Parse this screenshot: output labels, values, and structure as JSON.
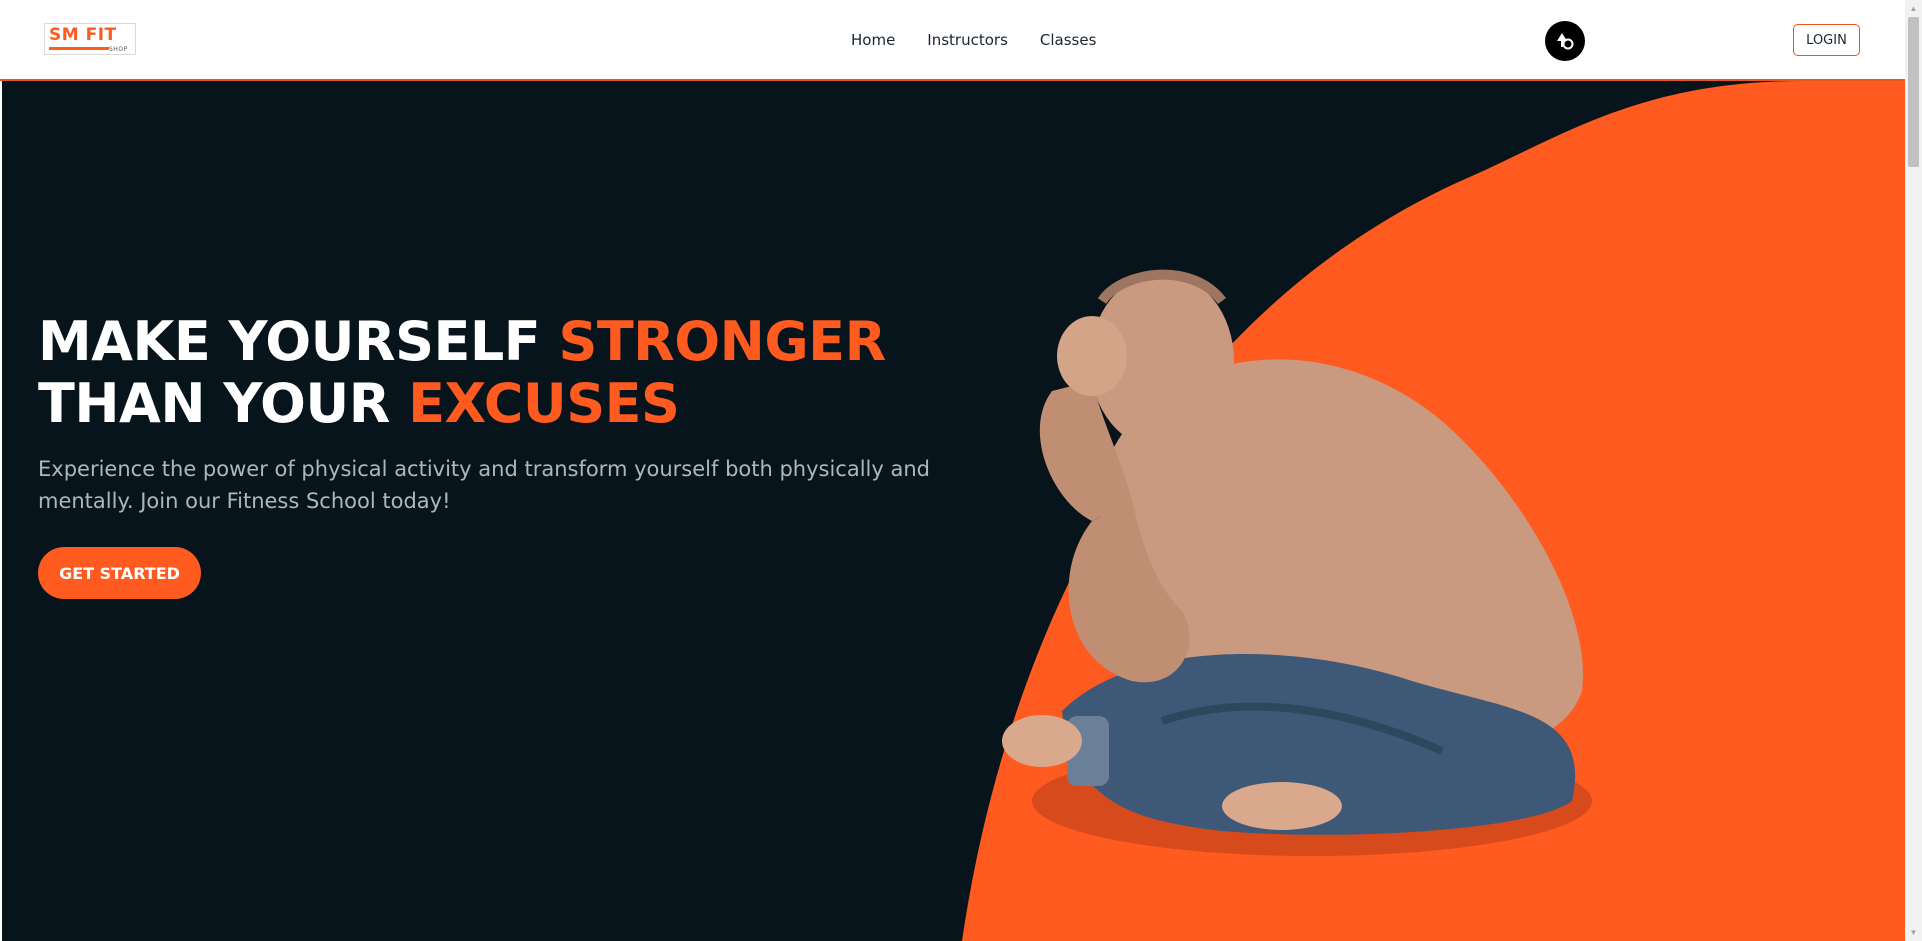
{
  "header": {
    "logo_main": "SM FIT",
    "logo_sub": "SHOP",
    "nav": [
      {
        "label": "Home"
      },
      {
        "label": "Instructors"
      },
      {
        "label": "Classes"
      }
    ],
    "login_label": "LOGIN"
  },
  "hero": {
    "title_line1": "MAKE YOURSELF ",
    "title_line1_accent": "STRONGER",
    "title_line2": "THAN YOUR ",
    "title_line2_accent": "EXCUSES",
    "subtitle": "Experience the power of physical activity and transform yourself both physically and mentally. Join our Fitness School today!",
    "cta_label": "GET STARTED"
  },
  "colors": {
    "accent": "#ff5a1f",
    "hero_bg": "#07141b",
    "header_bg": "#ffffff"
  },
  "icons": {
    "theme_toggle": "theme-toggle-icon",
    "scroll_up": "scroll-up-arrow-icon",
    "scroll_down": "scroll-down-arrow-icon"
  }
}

* _Brief_
Your task is to repeat the data above exactly while excluding the pictures.

* _Exercise output_
Parse this screenshot: output labels, values, and structure as JSON.
{
  "header": {
    "logo_main": "SM FIT",
    "logo_sub": "SHOP",
    "nav": [
      {
        "label": "Home"
      },
      {
        "label": "Instructors"
      },
      {
        "label": "Classes"
      }
    ],
    "login_label": "LOGIN"
  },
  "hero": {
    "title_line1": "MAKE YOURSELF ",
    "title_line1_accent": "STRONGER",
    "title_line2": "THAN YOUR ",
    "title_line2_accent": "EXCUSES",
    "subtitle": "Experience the power of physical activity and transform yourself both physically and mentally. Join our Fitness School today!",
    "cta_label": "GET STARTED"
  },
  "colors": {
    "accent": "#ff5a1f",
    "hero_bg": "#07141b",
    "header_bg": "#ffffff"
  },
  "icons": {
    "theme_toggle": "theme-toggle-icon",
    "scroll_up": "scroll-up-arrow-icon",
    "scroll_down": "scroll-down-arrow-icon"
  }
}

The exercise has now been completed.